=== Records about charts and figures ===
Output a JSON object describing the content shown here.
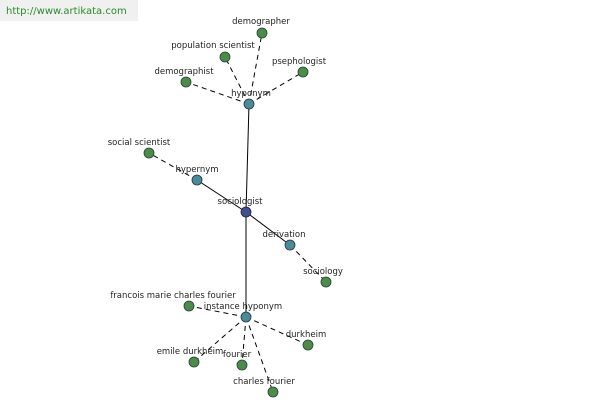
{
  "header": {
    "url": "http://www.artikata.com"
  },
  "nodes": [
    {
      "label": "sociologist"
    },
    {
      "label": "hyponym"
    },
    {
      "label": "hypernym"
    },
    {
      "label": "derivation"
    },
    {
      "label": "instance hyponym"
    },
    {
      "label": "demographer"
    },
    {
      "label": "population scientist"
    },
    {
      "label": "psephologist"
    },
    {
      "label": "demographist"
    },
    {
      "label": "social scientist"
    },
    {
      "label": "sociology"
    },
    {
      "label": "francois marie charles fourier"
    },
    {
      "label": "durkheim"
    },
    {
      "label": "emile durkheim"
    },
    {
      "label": "fourier"
    },
    {
      "label": "charles fourier"
    }
  ]
}
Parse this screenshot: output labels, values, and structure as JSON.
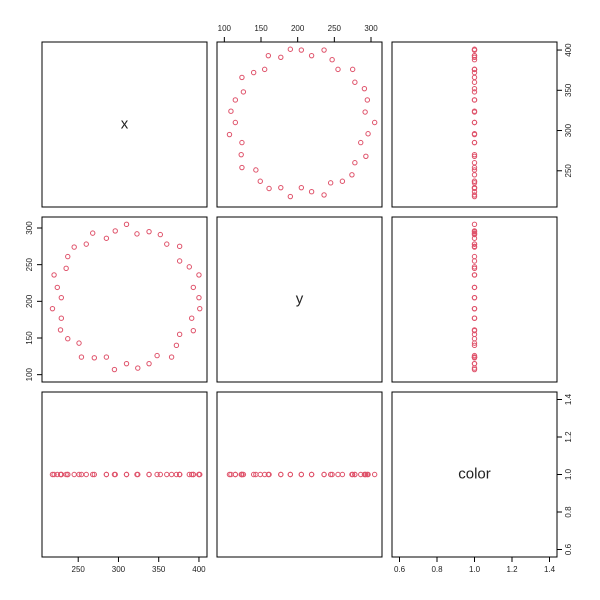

=== EXERCISE DETAILS ===
Drop the images and repeat the data exactly.

=== THE RESULT ===
Output a JSON object describing the content shown here.
{
  "header": {
    "url": "http://www.artikata.com"
  },
  "nodes": [
    {
      "label": "sociologist"
    },
    {
      "label": "hyponym"
    },
    {
      "label": "hypernym"
    },
    {
      "label": "derivation"
    },
    {
      "label": "instance hyponym"
    },
    {
      "label": "demographer"
    },
    {
      "label": "population scientist"
    },
    {
      "label": "psephologist"
    },
    {
      "label": "demographist"
    },
    {
      "label": "social scientist"
    },
    {
      "label": "sociology"
    },
    {
      "label": "francois marie charles fourier"
    },
    {
      "label": "durkheim"
    },
    {
      "label": "emile durkheim"
    },
    {
      "label": "fourier"
    },
    {
      "label": "charles fourier"
    }
  ]
}
Parse this screenshot: output labels, values, and structure as JSON.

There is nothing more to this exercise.